WORK INSTRUCTIONS
Extract each line from the entries below that has the string "JSON" in it.

SUPPLIED DATA

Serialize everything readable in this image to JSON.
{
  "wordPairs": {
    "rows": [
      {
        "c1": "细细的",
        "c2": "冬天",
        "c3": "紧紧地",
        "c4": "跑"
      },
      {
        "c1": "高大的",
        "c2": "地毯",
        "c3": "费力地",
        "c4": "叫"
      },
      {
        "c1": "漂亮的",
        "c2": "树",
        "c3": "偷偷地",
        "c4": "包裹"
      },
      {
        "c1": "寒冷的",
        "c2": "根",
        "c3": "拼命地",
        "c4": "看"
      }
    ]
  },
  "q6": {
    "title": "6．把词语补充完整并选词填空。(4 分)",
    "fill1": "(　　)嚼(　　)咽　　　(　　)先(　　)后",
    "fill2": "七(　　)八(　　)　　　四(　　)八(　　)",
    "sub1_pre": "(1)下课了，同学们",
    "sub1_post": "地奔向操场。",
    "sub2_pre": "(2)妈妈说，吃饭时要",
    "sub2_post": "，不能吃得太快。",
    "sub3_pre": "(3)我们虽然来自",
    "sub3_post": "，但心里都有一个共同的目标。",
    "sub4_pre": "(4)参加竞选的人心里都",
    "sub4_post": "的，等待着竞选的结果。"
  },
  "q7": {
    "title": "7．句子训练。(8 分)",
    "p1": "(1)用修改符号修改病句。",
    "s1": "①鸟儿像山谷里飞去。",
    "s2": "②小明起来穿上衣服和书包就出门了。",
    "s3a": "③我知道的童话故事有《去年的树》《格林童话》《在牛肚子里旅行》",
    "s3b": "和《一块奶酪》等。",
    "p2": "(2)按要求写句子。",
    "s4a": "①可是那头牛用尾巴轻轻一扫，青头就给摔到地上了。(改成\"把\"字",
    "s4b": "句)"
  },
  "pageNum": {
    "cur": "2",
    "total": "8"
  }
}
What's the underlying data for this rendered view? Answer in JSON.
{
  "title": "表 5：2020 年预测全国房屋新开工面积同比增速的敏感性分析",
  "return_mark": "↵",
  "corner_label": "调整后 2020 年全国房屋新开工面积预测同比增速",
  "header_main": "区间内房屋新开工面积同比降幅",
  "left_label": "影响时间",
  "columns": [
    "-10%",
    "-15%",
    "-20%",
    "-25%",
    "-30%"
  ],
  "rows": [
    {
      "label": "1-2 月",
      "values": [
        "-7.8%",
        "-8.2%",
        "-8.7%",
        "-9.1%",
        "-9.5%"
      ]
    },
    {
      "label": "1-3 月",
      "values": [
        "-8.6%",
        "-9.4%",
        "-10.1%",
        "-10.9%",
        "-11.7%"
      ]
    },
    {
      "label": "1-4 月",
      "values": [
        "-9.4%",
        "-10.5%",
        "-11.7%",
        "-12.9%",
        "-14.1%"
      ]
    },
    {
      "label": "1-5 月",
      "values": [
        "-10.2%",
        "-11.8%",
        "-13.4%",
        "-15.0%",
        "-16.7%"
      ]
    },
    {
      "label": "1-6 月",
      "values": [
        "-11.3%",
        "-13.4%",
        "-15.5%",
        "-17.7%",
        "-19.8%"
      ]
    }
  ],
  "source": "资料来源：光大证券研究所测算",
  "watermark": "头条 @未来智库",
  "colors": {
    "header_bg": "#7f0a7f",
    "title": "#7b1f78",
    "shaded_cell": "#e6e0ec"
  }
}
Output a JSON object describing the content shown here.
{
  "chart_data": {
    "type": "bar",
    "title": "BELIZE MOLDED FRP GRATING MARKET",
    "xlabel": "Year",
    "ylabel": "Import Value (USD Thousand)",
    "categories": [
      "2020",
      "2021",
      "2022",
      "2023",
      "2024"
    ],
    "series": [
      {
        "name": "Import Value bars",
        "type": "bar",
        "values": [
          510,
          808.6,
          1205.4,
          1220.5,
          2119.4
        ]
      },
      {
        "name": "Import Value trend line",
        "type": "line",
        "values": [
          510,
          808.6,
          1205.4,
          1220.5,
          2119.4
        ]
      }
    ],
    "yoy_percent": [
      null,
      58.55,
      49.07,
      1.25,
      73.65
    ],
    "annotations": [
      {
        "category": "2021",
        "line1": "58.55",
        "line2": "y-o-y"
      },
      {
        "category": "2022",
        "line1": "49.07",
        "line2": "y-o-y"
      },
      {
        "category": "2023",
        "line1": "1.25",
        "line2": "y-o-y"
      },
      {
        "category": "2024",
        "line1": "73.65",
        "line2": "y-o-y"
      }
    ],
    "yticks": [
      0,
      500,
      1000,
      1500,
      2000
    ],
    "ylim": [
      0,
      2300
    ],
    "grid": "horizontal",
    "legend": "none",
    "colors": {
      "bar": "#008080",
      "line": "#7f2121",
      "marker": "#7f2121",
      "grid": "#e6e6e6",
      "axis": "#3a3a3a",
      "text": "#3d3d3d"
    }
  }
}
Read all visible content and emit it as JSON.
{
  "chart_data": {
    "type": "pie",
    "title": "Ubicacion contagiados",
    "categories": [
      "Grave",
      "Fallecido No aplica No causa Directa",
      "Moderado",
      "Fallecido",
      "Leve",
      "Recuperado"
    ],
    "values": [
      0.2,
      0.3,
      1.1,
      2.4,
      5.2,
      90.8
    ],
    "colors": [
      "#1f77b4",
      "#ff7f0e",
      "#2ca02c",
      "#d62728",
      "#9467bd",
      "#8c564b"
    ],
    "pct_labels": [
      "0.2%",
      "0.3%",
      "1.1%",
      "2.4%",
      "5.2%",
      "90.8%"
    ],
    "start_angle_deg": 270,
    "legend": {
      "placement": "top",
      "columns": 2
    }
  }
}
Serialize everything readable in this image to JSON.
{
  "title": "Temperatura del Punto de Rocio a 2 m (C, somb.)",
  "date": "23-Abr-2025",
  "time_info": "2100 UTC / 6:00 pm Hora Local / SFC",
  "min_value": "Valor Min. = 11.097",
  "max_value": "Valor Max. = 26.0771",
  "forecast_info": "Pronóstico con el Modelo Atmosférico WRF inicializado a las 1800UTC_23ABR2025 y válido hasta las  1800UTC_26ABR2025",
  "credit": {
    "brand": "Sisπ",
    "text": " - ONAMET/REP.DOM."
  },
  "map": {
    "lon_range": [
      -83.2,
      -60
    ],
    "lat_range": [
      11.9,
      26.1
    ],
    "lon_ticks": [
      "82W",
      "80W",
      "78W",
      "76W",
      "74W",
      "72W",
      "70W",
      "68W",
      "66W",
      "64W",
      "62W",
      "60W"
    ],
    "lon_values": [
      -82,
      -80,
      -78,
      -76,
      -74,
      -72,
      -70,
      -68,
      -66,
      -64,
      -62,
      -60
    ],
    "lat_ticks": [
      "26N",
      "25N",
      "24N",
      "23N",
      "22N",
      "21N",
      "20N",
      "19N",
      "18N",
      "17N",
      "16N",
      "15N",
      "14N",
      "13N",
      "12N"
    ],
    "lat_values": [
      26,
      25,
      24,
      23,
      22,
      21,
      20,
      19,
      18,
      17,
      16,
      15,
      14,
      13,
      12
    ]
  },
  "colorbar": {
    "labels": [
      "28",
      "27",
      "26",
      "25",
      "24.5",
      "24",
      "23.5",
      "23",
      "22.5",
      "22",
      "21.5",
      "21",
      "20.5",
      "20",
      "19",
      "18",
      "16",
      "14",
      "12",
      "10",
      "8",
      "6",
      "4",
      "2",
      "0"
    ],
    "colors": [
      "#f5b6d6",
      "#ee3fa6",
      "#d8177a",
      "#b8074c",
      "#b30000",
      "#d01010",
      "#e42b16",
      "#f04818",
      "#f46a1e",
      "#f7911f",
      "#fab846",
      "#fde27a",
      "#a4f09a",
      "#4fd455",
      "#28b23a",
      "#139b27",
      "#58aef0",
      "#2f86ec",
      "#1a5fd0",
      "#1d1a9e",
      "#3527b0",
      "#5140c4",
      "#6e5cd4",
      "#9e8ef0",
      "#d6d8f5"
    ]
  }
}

SOLUTION TO THIS EXERCISE
Serialize everything readable in this image to JSON.
What's the underlying data for this rendered view? Answer in JSON.
Output a JSON object describing the content shown here.
Read all visible content and emit it as JSON.
Serialize everything readable in this image to JSON.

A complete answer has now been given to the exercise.